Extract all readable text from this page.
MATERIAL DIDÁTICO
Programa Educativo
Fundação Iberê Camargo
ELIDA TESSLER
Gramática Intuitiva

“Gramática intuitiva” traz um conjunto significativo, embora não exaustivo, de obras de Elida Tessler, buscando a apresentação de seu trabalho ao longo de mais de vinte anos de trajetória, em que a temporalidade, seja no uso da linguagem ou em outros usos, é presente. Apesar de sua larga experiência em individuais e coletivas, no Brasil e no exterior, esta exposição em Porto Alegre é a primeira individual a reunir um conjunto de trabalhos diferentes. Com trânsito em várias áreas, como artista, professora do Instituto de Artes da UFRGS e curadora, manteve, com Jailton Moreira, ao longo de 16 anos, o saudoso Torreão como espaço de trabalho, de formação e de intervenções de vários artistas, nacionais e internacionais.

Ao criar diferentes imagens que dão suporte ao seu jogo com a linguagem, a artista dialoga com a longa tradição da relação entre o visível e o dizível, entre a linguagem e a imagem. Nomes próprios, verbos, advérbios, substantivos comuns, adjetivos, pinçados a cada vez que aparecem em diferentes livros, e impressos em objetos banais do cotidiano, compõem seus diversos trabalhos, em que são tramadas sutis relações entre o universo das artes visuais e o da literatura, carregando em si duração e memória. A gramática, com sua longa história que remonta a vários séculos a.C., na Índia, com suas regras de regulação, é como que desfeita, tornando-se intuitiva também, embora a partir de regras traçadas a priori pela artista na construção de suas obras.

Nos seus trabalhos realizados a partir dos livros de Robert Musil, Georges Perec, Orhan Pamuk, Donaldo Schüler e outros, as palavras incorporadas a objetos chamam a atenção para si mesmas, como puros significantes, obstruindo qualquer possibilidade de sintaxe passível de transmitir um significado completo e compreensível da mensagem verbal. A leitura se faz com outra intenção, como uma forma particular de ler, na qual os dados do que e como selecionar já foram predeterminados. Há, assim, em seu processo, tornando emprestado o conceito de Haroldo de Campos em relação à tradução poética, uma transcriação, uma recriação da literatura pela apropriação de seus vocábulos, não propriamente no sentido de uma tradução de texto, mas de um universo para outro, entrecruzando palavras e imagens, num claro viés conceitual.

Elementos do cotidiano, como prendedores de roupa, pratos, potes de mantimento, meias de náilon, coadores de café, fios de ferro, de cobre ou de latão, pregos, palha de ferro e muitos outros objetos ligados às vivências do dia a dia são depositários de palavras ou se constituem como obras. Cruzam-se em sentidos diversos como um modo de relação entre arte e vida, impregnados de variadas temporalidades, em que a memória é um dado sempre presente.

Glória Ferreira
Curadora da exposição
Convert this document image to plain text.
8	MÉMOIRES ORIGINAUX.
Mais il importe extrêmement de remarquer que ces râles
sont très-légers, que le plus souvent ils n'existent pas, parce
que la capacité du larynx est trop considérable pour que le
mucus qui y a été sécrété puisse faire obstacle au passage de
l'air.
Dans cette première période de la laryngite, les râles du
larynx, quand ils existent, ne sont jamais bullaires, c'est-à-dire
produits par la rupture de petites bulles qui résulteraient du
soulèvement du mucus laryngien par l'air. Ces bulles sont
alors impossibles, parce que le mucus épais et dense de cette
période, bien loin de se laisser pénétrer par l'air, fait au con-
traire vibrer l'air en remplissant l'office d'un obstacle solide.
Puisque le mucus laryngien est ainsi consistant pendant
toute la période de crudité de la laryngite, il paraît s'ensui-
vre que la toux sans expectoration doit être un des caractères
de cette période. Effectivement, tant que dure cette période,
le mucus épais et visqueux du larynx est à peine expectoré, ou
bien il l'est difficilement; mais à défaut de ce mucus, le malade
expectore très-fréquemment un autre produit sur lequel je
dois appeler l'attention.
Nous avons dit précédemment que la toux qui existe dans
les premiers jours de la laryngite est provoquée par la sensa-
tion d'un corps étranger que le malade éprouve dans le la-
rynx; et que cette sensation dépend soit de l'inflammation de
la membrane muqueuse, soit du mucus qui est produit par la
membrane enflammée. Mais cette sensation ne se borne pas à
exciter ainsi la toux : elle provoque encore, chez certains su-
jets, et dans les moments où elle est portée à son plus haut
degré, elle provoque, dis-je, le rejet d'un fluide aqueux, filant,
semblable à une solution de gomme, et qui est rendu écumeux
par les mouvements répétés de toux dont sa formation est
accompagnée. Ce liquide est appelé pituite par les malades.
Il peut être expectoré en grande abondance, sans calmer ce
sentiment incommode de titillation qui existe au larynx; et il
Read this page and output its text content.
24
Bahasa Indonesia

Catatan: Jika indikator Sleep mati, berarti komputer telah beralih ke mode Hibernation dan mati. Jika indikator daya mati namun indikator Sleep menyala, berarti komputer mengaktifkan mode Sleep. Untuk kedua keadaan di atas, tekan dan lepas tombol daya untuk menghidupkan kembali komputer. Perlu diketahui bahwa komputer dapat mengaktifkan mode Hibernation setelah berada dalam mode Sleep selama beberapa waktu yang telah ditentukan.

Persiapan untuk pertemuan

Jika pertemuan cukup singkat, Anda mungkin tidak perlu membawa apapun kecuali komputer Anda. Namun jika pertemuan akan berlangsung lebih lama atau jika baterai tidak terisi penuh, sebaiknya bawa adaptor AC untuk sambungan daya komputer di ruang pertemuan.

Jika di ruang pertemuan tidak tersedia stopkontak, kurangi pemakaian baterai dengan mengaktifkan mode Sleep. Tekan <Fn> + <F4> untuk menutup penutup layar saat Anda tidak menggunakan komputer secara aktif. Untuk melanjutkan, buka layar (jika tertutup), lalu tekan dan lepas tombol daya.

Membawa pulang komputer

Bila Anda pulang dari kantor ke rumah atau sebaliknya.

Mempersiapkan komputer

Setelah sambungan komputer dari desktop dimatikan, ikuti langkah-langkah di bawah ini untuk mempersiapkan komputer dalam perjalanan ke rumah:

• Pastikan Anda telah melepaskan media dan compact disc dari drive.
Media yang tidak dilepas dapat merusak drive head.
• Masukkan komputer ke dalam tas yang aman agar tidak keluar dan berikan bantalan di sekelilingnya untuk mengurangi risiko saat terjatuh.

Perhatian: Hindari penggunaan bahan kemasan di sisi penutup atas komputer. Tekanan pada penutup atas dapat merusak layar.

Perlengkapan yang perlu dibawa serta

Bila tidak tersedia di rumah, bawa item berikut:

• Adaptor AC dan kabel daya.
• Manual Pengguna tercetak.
────────
● **WHAT THIS TASK INVOLVES**
Read through the entries and copy each line in which "provoque" appears.

● **EXPECTED ANSWER**
exciter ainsi la toux : elle provoque encore, chez certains su-
degré, elle provoque, dis-je, le rejet d'un fluide aqueux, filant,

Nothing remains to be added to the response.